Written request: All lines below must be repeated exactly, with the pictures omitted.

Figure record extracts:
** BEGIN **

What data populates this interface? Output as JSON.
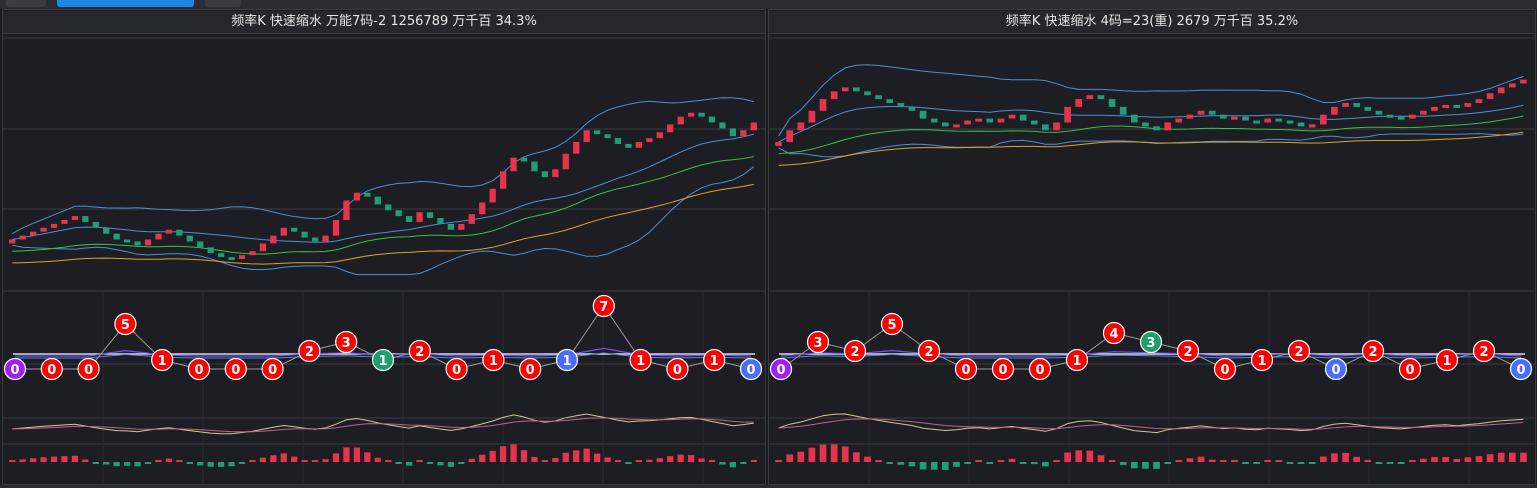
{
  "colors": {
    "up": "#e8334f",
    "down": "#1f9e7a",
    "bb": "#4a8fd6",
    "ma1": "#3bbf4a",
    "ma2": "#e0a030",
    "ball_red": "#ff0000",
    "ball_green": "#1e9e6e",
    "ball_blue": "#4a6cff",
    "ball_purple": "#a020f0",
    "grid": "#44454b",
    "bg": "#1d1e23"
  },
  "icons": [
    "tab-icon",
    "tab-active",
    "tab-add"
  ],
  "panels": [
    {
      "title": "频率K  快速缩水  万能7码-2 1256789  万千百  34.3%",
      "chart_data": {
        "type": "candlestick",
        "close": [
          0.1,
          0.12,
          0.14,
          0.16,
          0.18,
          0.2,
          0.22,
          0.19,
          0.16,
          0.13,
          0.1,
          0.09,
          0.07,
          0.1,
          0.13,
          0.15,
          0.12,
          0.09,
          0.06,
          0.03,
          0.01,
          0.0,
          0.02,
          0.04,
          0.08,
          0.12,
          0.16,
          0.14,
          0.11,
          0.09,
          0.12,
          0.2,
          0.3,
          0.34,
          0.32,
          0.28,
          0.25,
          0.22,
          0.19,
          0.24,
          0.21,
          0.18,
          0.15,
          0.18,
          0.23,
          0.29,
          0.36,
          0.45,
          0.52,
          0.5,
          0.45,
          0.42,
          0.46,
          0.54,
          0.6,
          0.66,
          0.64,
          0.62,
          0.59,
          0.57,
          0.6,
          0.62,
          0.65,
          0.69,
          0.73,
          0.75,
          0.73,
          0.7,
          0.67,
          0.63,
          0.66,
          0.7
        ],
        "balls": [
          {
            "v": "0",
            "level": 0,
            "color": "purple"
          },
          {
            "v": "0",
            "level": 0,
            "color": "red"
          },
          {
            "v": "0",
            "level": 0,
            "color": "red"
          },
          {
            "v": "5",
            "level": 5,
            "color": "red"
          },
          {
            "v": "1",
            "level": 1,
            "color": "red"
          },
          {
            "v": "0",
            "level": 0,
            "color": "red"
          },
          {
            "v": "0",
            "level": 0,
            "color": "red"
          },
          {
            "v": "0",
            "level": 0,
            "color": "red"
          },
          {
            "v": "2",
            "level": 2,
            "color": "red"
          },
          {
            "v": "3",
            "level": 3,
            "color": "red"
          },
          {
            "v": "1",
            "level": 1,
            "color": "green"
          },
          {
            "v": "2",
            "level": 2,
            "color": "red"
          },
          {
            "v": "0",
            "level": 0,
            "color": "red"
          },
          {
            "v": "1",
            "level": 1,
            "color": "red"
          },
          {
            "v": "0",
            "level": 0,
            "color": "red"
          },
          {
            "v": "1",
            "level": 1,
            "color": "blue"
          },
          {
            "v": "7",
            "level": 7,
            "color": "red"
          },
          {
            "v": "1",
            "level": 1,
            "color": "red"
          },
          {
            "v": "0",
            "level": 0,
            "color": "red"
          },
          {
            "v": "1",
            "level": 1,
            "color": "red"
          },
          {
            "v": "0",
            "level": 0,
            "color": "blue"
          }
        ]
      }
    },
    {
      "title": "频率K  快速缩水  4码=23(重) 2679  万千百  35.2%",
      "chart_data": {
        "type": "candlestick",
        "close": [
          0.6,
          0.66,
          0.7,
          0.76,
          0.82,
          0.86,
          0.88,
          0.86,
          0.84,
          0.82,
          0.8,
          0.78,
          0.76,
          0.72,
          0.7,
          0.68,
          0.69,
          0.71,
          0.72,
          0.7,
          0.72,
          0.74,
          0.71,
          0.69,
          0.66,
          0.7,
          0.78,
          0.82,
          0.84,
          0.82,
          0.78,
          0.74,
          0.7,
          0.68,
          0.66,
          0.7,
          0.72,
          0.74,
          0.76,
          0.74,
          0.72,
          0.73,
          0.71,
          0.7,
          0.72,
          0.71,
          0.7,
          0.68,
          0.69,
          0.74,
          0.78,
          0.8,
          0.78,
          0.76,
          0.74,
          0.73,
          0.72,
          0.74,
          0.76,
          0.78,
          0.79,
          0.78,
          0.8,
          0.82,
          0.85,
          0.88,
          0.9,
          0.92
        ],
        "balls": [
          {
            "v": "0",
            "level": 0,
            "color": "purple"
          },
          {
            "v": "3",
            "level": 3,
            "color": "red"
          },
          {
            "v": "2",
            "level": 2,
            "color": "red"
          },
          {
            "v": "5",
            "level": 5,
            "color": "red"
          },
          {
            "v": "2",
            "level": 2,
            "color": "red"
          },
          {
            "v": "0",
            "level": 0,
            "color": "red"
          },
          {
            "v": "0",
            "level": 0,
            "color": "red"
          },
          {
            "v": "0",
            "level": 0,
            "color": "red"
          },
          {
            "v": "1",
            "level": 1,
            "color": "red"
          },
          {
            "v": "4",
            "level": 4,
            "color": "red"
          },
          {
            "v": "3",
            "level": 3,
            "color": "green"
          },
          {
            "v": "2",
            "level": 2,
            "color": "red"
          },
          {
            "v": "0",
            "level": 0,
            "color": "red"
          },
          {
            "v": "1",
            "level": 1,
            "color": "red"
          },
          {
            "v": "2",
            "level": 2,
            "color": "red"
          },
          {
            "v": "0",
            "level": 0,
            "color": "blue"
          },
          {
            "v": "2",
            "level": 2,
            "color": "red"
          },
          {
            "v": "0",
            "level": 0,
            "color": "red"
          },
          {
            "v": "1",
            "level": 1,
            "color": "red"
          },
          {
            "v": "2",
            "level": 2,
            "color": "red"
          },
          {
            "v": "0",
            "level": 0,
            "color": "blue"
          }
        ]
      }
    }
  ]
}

** END **

Answer:
What data populates this interface? Output as JSON.
{
  "colors": {
    "up": "#e8334f",
    "down": "#1f9e7a",
    "bb": "#4a8fd6",
    "ma1": "#3bbf4a",
    "ma2": "#e0a030",
    "ball_red": "#ff0000",
    "ball_green": "#1e9e6e",
    "ball_blue": "#4a6cff",
    "ball_purple": "#a020f0",
    "grid": "#44454b",
    "bg": "#1d1e23"
  },
  "icons": [
    "tab-icon",
    "tab-active",
    "tab-add"
  ],
  "panels": [
    {
      "title": "频率K  快速缩水  万能7码-2 1256789  万千百  34.3%",
      "chart_data": {
        "type": "candlestick",
        "close": [
          0.1,
          0.12,
          0.14,
          0.16,
          0.18,
          0.2,
          0.22,
          0.19,
          0.16,
          0.13,
          0.1,
          0.09,
          0.07,
          0.1,
          0.13,
          0.15,
          0.12,
          0.09,
          0.06,
          0.03,
          0.01,
          0.0,
          0.02,
          0.04,
          0.08,
          0.12,
          0.16,
          0.14,
          0.11,
          0.09,
          0.12,
          0.2,
          0.3,
          0.34,
          0.32,
          0.28,
          0.25,
          0.22,
          0.19,
          0.24,
          0.21,
          0.18,
          0.15,
          0.18,
          0.23,
          0.29,
          0.36,
          0.45,
          0.52,
          0.5,
          0.45,
          0.42,
          0.46,
          0.54,
          0.6,
          0.66,
          0.64,
          0.62,
          0.59,
          0.57,
          0.6,
          0.62,
          0.65,
          0.69,
          0.73,
          0.75,
          0.73,
          0.7,
          0.67,
          0.63,
          0.66,
          0.7
        ],
        "balls": [
          {
            "v": "0",
            "level": 0,
            "color": "purple"
          },
          {
            "v": "0",
            "level": 0,
            "color": "red"
          },
          {
            "v": "0",
            "level": 0,
            "color": "red"
          },
          {
            "v": "5",
            "level": 5,
            "color": "red"
          },
          {
            "v": "1",
            "level": 1,
            "color": "red"
          },
          {
            "v": "0",
            "level": 0,
            "color": "red"
          },
          {
            "v": "0",
            "level": 0,
            "color": "red"
          },
          {
            "v": "0",
            "level": 0,
            "color": "red"
          },
          {
            "v": "2",
            "level": 2,
            "color": "red"
          },
          {
            "v": "3",
            "level": 3,
            "color": "red"
          },
          {
            "v": "1",
            "level": 1,
            "color": "green"
          },
          {
            "v": "2",
            "level": 2,
            "color": "red"
          },
          {
            "v": "0",
            "level": 0,
            "color": "red"
          },
          {
            "v": "1",
            "level": 1,
            "color": "red"
          },
          {
            "v": "0",
            "level": 0,
            "color": "red"
          },
          {
            "v": "1",
            "level": 1,
            "color": "blue"
          },
          {
            "v": "7",
            "level": 7,
            "color": "red"
          },
          {
            "v": "1",
            "level": 1,
            "color": "red"
          },
          {
            "v": "0",
            "level": 0,
            "color": "red"
          },
          {
            "v": "1",
            "level": 1,
            "color": "red"
          },
          {
            "v": "0",
            "level": 0,
            "color": "blue"
          }
        ]
      }
    },
    {
      "title": "频率K  快速缩水  4码=23(重) 2679  万千百  35.2%",
      "chart_data": {
        "type": "candlestick",
        "close": [
          0.6,
          0.66,
          0.7,
          0.76,
          0.82,
          0.86,
          0.88,
          0.86,
          0.84,
          0.82,
          0.8,
          0.78,
          0.76,
          0.72,
          0.7,
          0.68,
          0.69,
          0.71,
          0.72,
          0.7,
          0.72,
          0.74,
          0.71,
          0.69,
          0.66,
          0.7,
          0.78,
          0.82,
          0.84,
          0.82,
          0.78,
          0.74,
          0.7,
          0.68,
          0.66,
          0.7,
          0.72,
          0.74,
          0.76,
          0.74,
          0.72,
          0.73,
          0.71,
          0.7,
          0.72,
          0.71,
          0.7,
          0.68,
          0.69,
          0.74,
          0.78,
          0.8,
          0.78,
          0.76,
          0.74,
          0.73,
          0.72,
          0.74,
          0.76,
          0.78,
          0.79,
          0.78,
          0.8,
          0.82,
          0.85,
          0.88,
          0.9,
          0.92
        ],
        "balls": [
          {
            "v": "0",
            "level": 0,
            "color": "purple"
          },
          {
            "v": "3",
            "level": 3,
            "color": "red"
          },
          {
            "v": "2",
            "level": 2,
            "color": "red"
          },
          {
            "v": "5",
            "level": 5,
            "color": "red"
          },
          {
            "v": "2",
            "level": 2,
            "color": "red"
          },
          {
            "v": "0",
            "level": 0,
            "color": "red"
          },
          {
            "v": "0",
            "level": 0,
            "color": "red"
          },
          {
            "v": "0",
            "level": 0,
            "color": "red"
          },
          {
            "v": "1",
            "level": 1,
            "color": "red"
          },
          {
            "v": "4",
            "level": 4,
            "color": "red"
          },
          {
            "v": "3",
            "level": 3,
            "color": "green"
          },
          {
            "v": "2",
            "level": 2,
            "color": "red"
          },
          {
            "v": "0",
            "level": 0,
            "color": "red"
          },
          {
            "v": "1",
            "level": 1,
            "color": "red"
          },
          {
            "v": "2",
            "level": 2,
            "color": "red"
          },
          {
            "v": "0",
            "level": 0,
            "color": "blue"
          },
          {
            "v": "2",
            "level": 2,
            "color": "red"
          },
          {
            "v": "0",
            "level": 0,
            "color": "red"
          },
          {
            "v": "1",
            "level": 1,
            "color": "red"
          },
          {
            "v": "2",
            "level": 2,
            "color": "red"
          },
          {
            "v": "0",
            "level": 0,
            "color": "blue"
          }
        ]
      }
    }
  ]
}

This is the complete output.